--- Written task ---
Select from the data all lines with the word "olyan".

Saved entries
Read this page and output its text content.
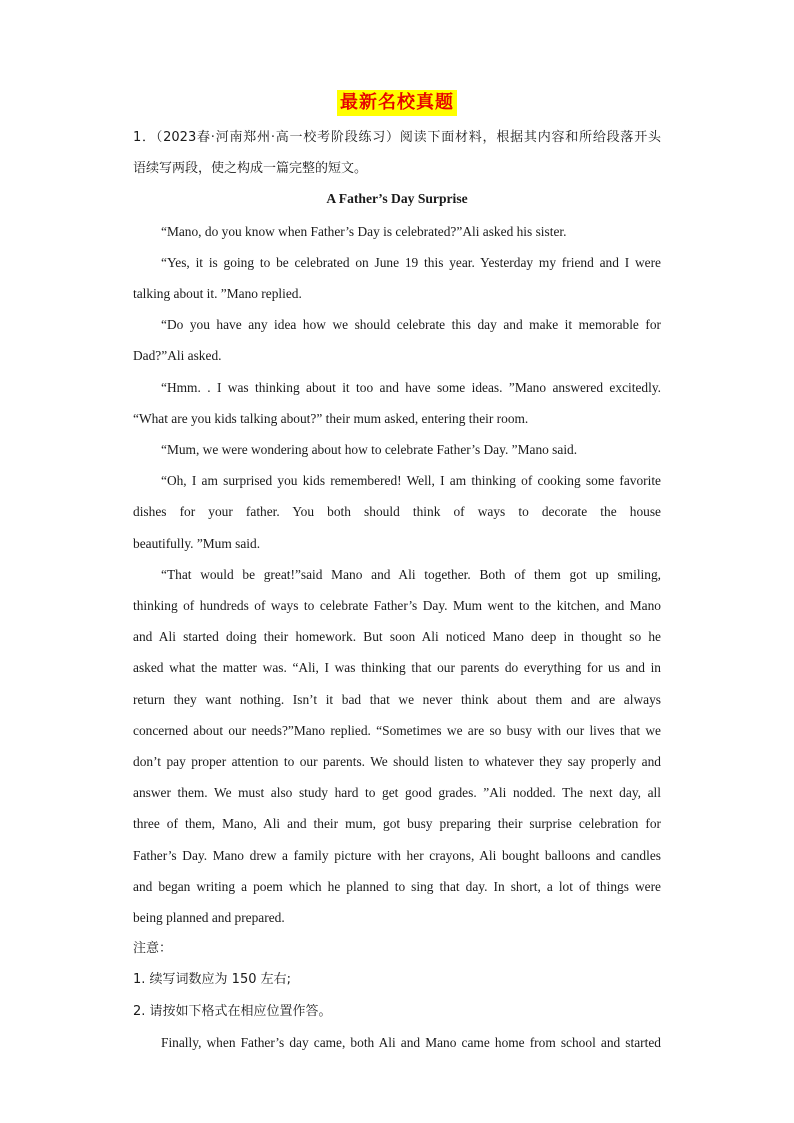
最新名校真题
1．（2023春·河南郑州·高一校考阶段练习）阅读下面材料，根据其内容和所给段落开头
语续写两段，使之构成一篇完整的短文。
A Father’s Day Surprise
“Mano, do you know when Father’s Day is celebrated?”Ali asked his sister.
“Yes, it is going to be celebrated on June 19 this year. Yesterday my friend and I were
talking about it. ”Mano replied.
“Do you have any idea how we should celebrate this day and make it memorable for
Dad?”Ali asked.
“Hmm. . I was thinking about it too and have some ideas. ”Mano answered excitedly.
“What are you kids talking about?” their mum asked, entering their room.
“Mum, we were wondering about how to celebrate Father’s Day. ”Mano said.
“Oh, I am surprised you kids remembered! Well, I am thinking of cooking some favorite
dishes for your father. You both should think of ways to decorate the house
beautifully. ”Mum said.
“That would be great!”said Mano and Ali together. Both of them got up smiling,
thinking of hundreds of ways to celebrate Father’s Day. Mum went to the kitchen, and Mano
and Ali started doing their homework. But soon Ali noticed Mano deep in thought so he
asked what the matter was. “Ali, I was thinking that our parents do everything for us and in
return they want nothing. Isn’t it bad that we never think about them and are always
concerned about our needs?”Mano replied. “Sometimes we are so busy with our lives that we
don’t pay proper attention to our parents. We should listen to whatever they say properly and
answer them. We must also study hard to get good grades. ”Ali nodded. The next day, all
three of them, Mano, Ali and their mum, got busy preparing their surprise celebration for
Father’s Day. Mano drew a family picture with her crayons, Ali bought balloons and candles
and began writing a poem which he planned to sing that day. In short, a lot of things were
being planned and prepared.
注意：
1. 续写词数应为 150 左右;
2. 请按如下格式在相应位置作答。
Finally, when Father’s day came, both Ali and Mano came home from school and started
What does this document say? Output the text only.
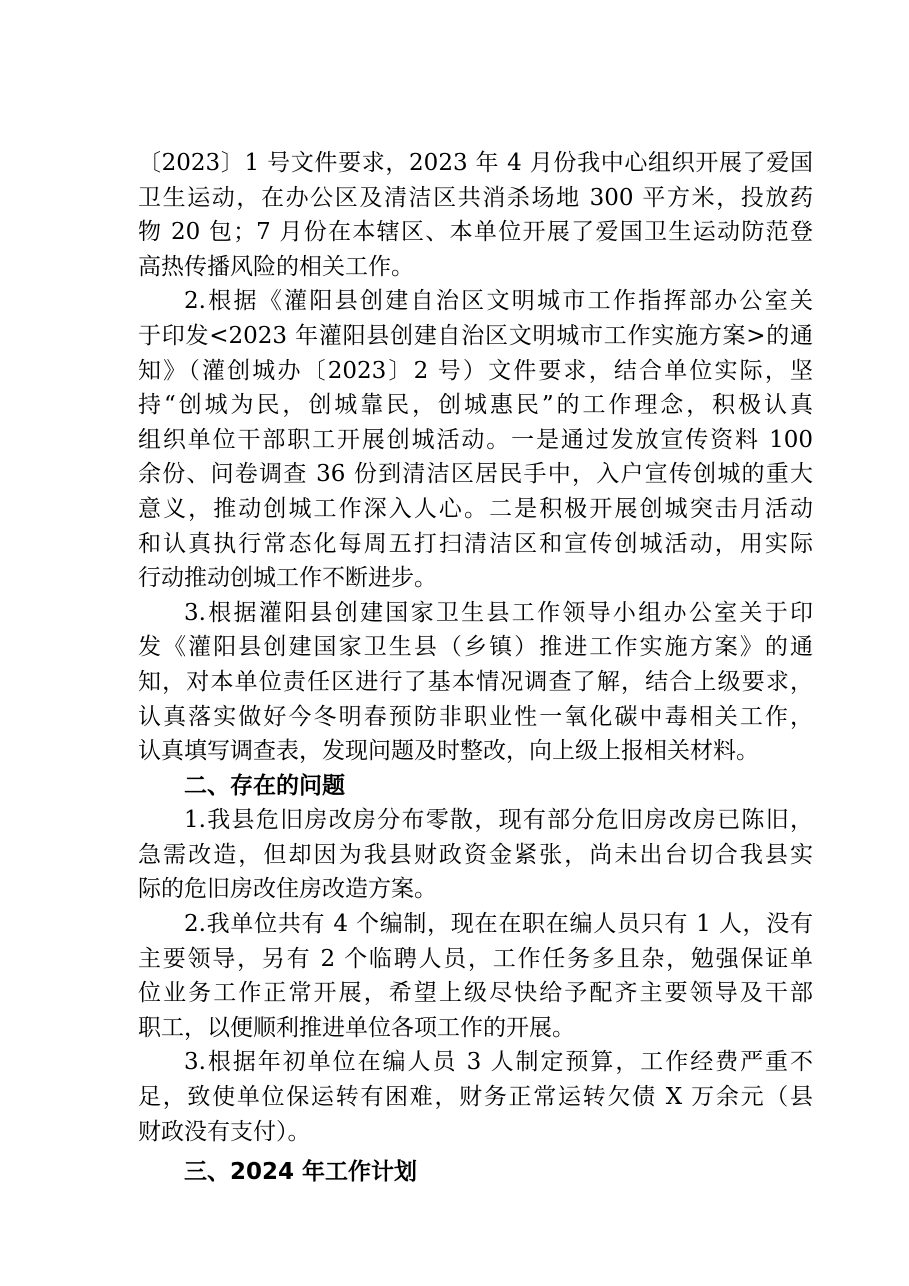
〔2023〕1 号文件要求，2023 年 4 月份我中心组织开展了爱国
卫生运动，在办公区及清洁区共消杀场地 300 平方米，投放药
物 20 包；7 月份在本辖区、本单位开展了爱国卫生运动防范登
高热传播风险的相关工作。
2.根据《灌阳县创建自治区文明城市工作指挥部办公室关
于印发<2023 年灌阳县创建自治区文明城市工作实施方案>的通
知》（灌创城办〔2023〕2 号）文件要求，结合单位实际，坚
持“创城为民，创城靠民，创城惠民”的工作理念，积极认真
组织单位干部职工开展创城活动。一是通过发放宣传资料 100
余份、问卷调查 36 份到清洁区居民手中，入户宣传创城的重大
意义，推动创城工作深入人心。二是积极开展创城突击月活动
和认真执行常态化每周五打扫清洁区和宣传创城活动，用实际
行动推动创城工作不断进步。
3.根据灌阳县创建国家卫生县工作领导小组办公室关于印
发《灌阳县创建国家卫生县（乡镇）推进工作实施方案》的通
知，对本单位责任区进行了基本情况调查了解，结合上级要求，
认真落实做好今冬明春预防非职业性一氧化碳中毒相关工作，
认真填写调查表，发现问题及时整改，向上级上报相关材料。
二、存在的问题
1.我县危旧房改房分布零散，现有部分危旧房改房已陈旧，
急需改造，但却因为我县财政资金紧张，尚未出台切合我县实
际的危旧房改住房改造方案。
2.我单位共有 4 个编制，现在在职在编人员只有 1 人，没有
主要领导，另有 2 个临聘人员，工作任务多且杂，勉强保证单
位业务工作正常开展，希望上级尽快给予配齐主要领导及干部
职工，以便顺利推进单位各项工作的开展。
3.根据年初单位在编人员 3 人制定预算，工作经费严重不
足，致使单位保运转有困难，财务正常运转欠债 X 万余元（县
财政没有支付）。
三、2024 年工作计划
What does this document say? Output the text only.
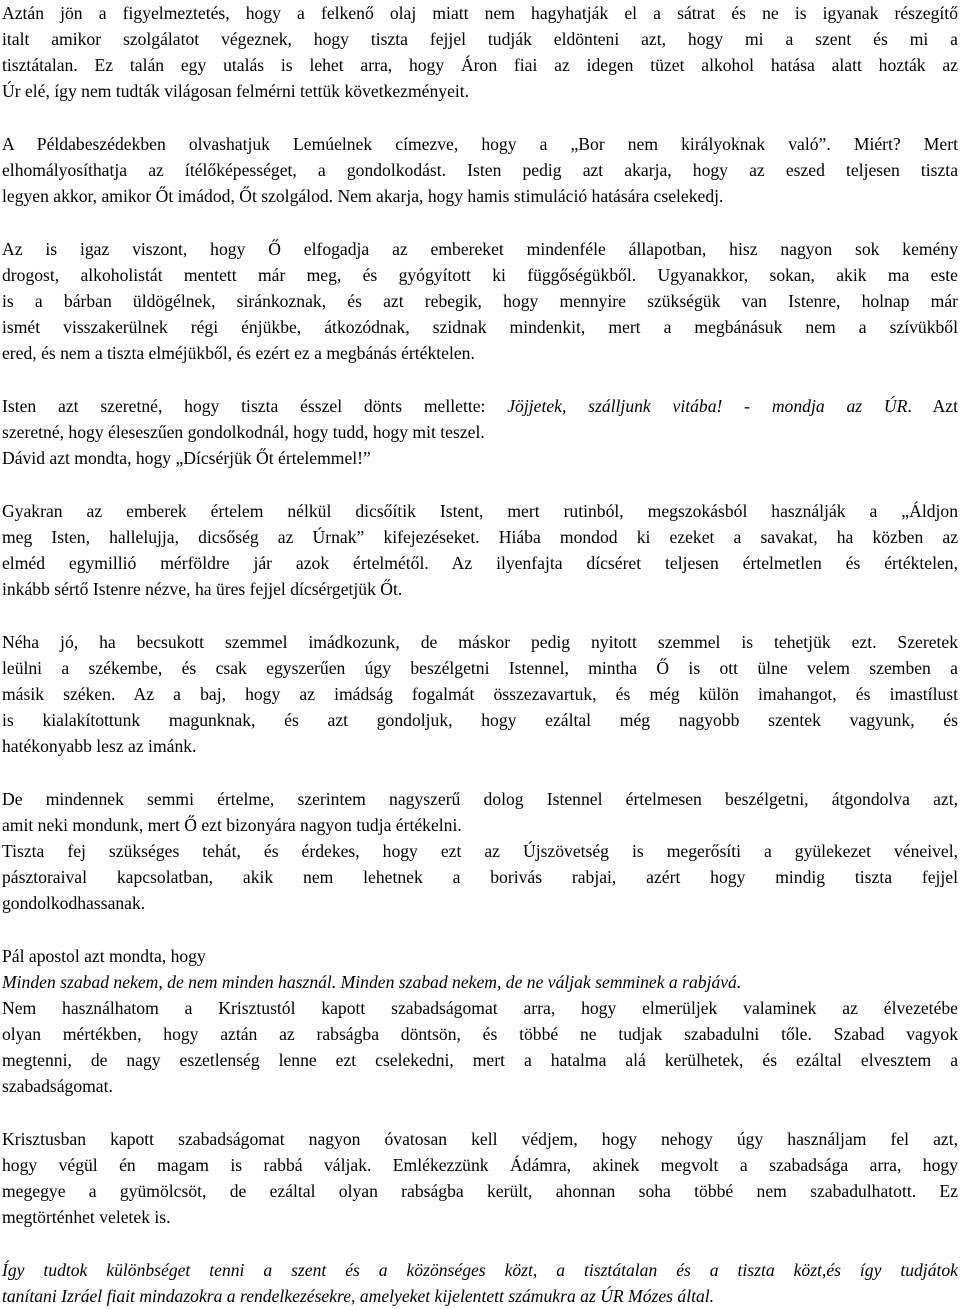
Aztán jön a figyelmeztetés, hogy a felkenő olaj miatt nem hagyhatják el a sátrat és ne is igyanak részegítő
italt amikor szolgálatot végeznek, hogy tiszta fejjel tudják eldönteni azt, hogy mi a szent és mi a
tisztátalan. Ez talán egy utalás is lehet arra, hogy Áron fiai az idegen tüzet alkohol hatása alatt hozták az
Úr elé, így nem tudták világosan felmérni tettük következményeit.
A Példabeszédekben olvashatjuk Lemúelnek címezve, hogy a „Bor nem királyoknak való”. Miért? Mert
elhomályosíthatja az ítélőképességet, a gondolkodást. Isten pedig azt akarja, hogy az eszed teljesen tiszta
legyen akkor, amikor Őt imádod, Őt szolgálod. Nem akarja, hogy hamis stimuláció hatására cselekedj.
Az is igaz viszont, hogy Ő elfogadja az embereket mindenféle állapotban, hisz nagyon sok kemény
drogost, alkoholistát mentett már meg, és gyógyított ki függőségükből. Ugyanakkor, sokan, akik ma este
is a bárban üldögélnek, siránkoznak, és azt rebegik, hogy mennyire szükségük van Istenre, holnap már
ismét visszakerülnek régi énjükbe, átkozódnak, szidnak mindenkit, mert a megbánásuk nem a szívükből
ered, és nem a tiszta elméjükből, és ezért ez a megbánás értéktelen.
Isten azt szeretné, hogy tiszta ésszel dönts mellette: Jöjjetek, szálljunk vitába! - mondja az ÚR. Azt
szeretné, hogy éleseszűen gondolkodnál, hogy tudd, hogy mit teszel.
Dávid azt mondta, hogy „Dícsérjük Őt értelemmel!”
Gyakran az emberek értelem nélkül dicsőítik Istent, mert rutinból, megszokásból használják a „Áldjon
meg Isten, hallelujja, dicsőség az Úrnak” kifejezéseket. Hiába mondod ki ezeket a savakat, ha közben az
elméd egymillió mérföldre jár azok értelmétől. Az ilyenfajta dícséret teljesen értelmetlen és értéktelen,
inkább sértő Istenre nézve, ha üres fejjel dícsérgetjük Őt.
Néha jó, ha becsukott szemmel imádkozunk, de máskor pedig nyitott szemmel is tehetjük ezt. Szeretek
leülni a székembe, és csak egyszerűen úgy beszélgetni Istennel, mintha Ő is ott ülne velem szemben a
másik széken. Az a baj, hogy az imádság fogalmát összezavartuk, és még külön imahangot, és imastílust
is kialakítottunk magunknak, és azt gondoljuk, hogy ezáltal még nagyobb szentek vagyunk, és
hatékonyabb lesz az imánk.
De mindennek semmi értelme, szerintem nagyszerű dolog Istennel értelmesen beszélgetni, átgondolva azt,
amit neki mondunk, mert Ő ezt bizonyára nagyon tudja értékelni.
Tiszta fej szükséges tehát, és érdekes, hogy ezt az Újszövetség is megerősíti a gyülekezet véneivel,
pásztoraival kapcsolatban, akik nem lehetnek a borivás rabjai, azért hogy mindig tiszta fejjel
gondolkodhassanak.
Pál apostol azt mondta, hogy
Minden szabad nekem, de nem minden használ. Minden szabad nekem, de ne váljak semminek a rabjává.
Nem használhatom a Krisztustól kapott szabadságomat arra, hogy elmerüljek valaminek az élvezetébe
olyan mértékben, hogy aztán az rabságba döntsön, és többé ne tudjak szabadulni tőle. Szabad vagyok
megtenni, de nagy eszetlenség lenne ezt cselekedni, mert a hatalma alá kerülhetek, és ezáltal elvesztem a
szabadságomat.
Krisztusban kapott szabadságomat nagyon óvatosan kell védjem, hogy nehogy úgy használjam fel azt,
hogy végül én magam is rabbá váljak. Emlékezzünk Ádámra, akinek megvolt a szabadsága arra, hogy
megegye a gyümölcsöt, de ezáltal olyan rabságba került, ahonnan soha többé nem szabadulhatott. Ez
megtörténhet veletek is.
Így tudtok különbséget tenni a szent és a közönséges közt, a tisztátalan és a tiszta közt,és így tudjátok
tanítani Izráel fiait mindazokra a rendelkezésekre, amelyeket kijelentett számukra az ÚR Mózes által.
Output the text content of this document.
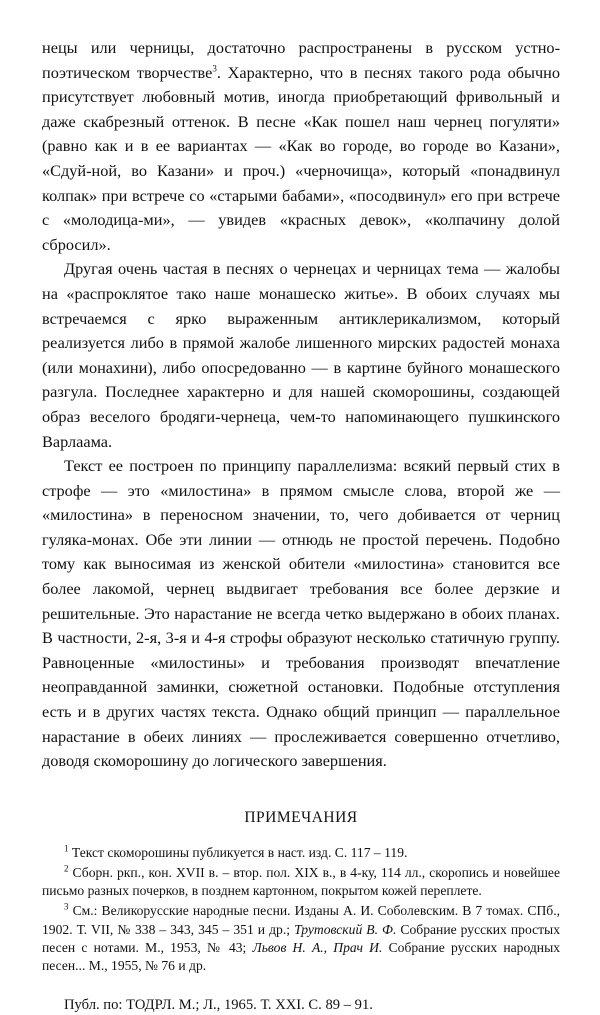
нецы или черницы, достаточно распространены в русском устно-поэтическом творчестве$^3$. Характерно, что в песнях такого рода обычно присутствует любовный мотив, иногда приобретающий фривольный и даже скабрезный оттенок. В песне «Как пошел наш чернец погуляти» (равно как и в ее вариантах — «Как во городе, во городе во Казани», «Сдуй-ной, во Казани» и проч.) «черночища», который «понадвинул колпак» при встрече со «старыми бабами», «посодвинул» его при встрече с «молодица-ми», — увидев «красных девок», «колпачину долой сбросил».

Другая очень частая в песнях о чернецах и черницах тема — жалобы на «распроклятое тако наше монашеско житье». В обоих случаях мы встречаемся с ярко выраженным антиклерикализмом, который реализуется либо в прямой жалобе лишенного мирских радостей монаха (или монахини), либо опосредованно — в картине буйного монашеского разгула. Последнее характерно и для нашей скоморошины, создающей образ веселого бродяги-чернеца, чем-то напоминающего пушкинского Варлаама.

Текст ее построен по принципу параллелизма: всякий первый стих в строфе — это «милостина» в прямом смысле слова, второй же — «милостина» в переносном значении, то, чего добивается от черниц гуляка-монах. Обе эти линии — отнюдь не простой перечень. Подобно тому как выносимая из женской обители «милостина» становится все более лакомой, чернец выдвигает требования все более дерзкие и решительные. Это нарастание не всегда четко выдержано в обоих планах. В частности, 2-я, 3-я и 4-я строфы образуют несколько статичную группу. Равноценные «милостины» и требования производят впечатление неоправданной заминки, сюжетной остановки. Подобные отступления есть и в других частях текста. Однако общий принцип — параллельное нарастание в обеих линиях — прослеживается совершенно отчетливо, доводя скоморошину до логического завершения.

ПРИМЕЧАНИЯ

$^1$ Текст скоморошины публикуется в наст. изд. С. 117 – 119.

$^2$ Сборн. ркп., кон. XVII в. – втор. пол. XIX в., в 4-ку, 114 лл., скоропись и новейшее письмо разных почерков, в позднем картонном, покрытом кожей переплете.

$^3$ См.: Великорусские народные песни. Изданы А. И. Соболевским. В 7 томах. СПб., 1902. Т. VII, № 338 – 343, 345 – 351 и др.; Трутовский В. Ф. Собрание русских простых песен с нотами. М., 1953, № 43; Львов Н. А., Прач И. Собрание русских народных песен... М., 1955, № 76 и др.

Публ. по: ТОДРЛ. М.; Л., 1965. Т. XXI. С. 89 – 91.
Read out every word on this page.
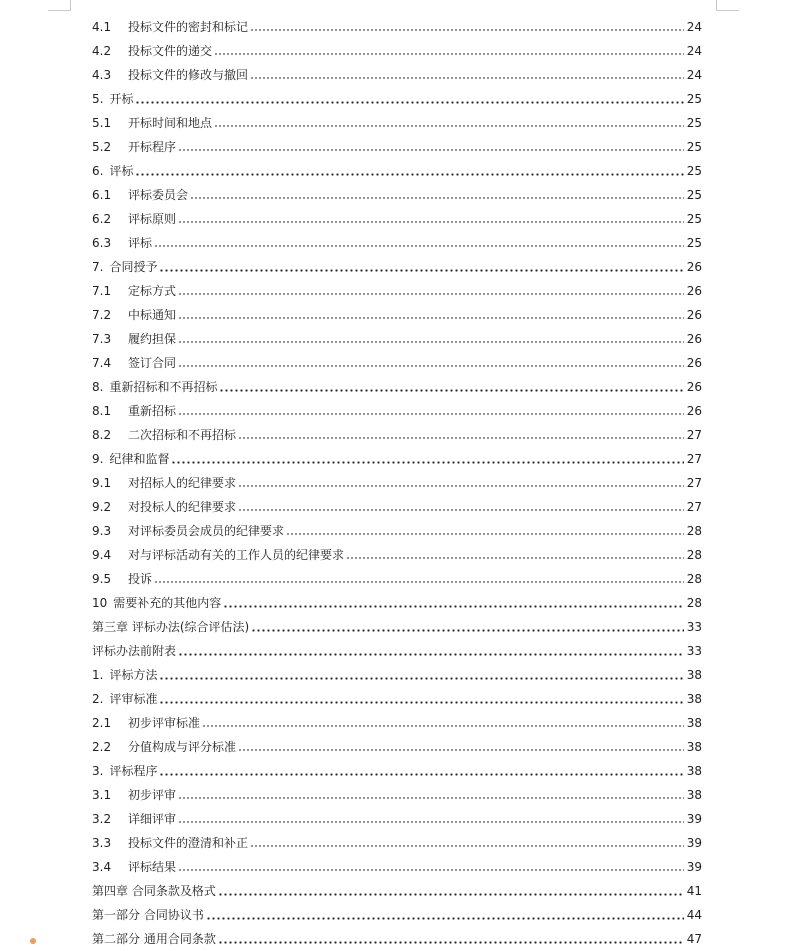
4.1	投标文件的密封和标记	24
4.2	投标文件的递交	24
4.3	投标文件的修改与撤回	24
5. 开标	25
5.1	开标时间和地点	25
5.2	开标程序	25
6. 评标	25
6.1	评标委员会	25
6.2	评标原则	25
6.3	评标	25
7. 合同授予	26
7.1	定标方式	26
7.2	中标通知	26
7.3	履约担保	26
7.4	签订合同	26
8. 重新招标和不再招标	26
8.1	重新招标	26
8.2	二次招标和不再招标	27
9. 纪律和监督	27
9.1	对招标人的纪律要求	27
9.2	对投标人的纪律要求	27
9.3	对评标委员会成员的纪律要求	28
9.4	对与评标活动有关的工作人员的纪律要求	28
9.5	投诉	28
10 需要补充的其他内容	28
第三章 评标办法(综合评估法)	33
评标办法前附表	33
1. 评标方法	38
2. 评审标准	38
2.1	初步评审标准	38
2.2	分值构成与评分标准	38
3. 评标程序	38
3.1	初步评审	38
3.2	详细评审	39
3.3	投标文件的澄清和补正	39
3.4	评标结果	39
第四章 合同条款及格式	41
第一部分 合同协议书	44
第二部分 通用合同条款	47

--- Written answer ---
olyan mértékben, hogy aztán az rabságba döntsön, és többé ne tudjak szabadulni tőle. Szabad vagyok
megegye a gyümölcsöt, de ezáltal olyan rabságba került, ahonnan soha többé nem szabadulhatott. Ez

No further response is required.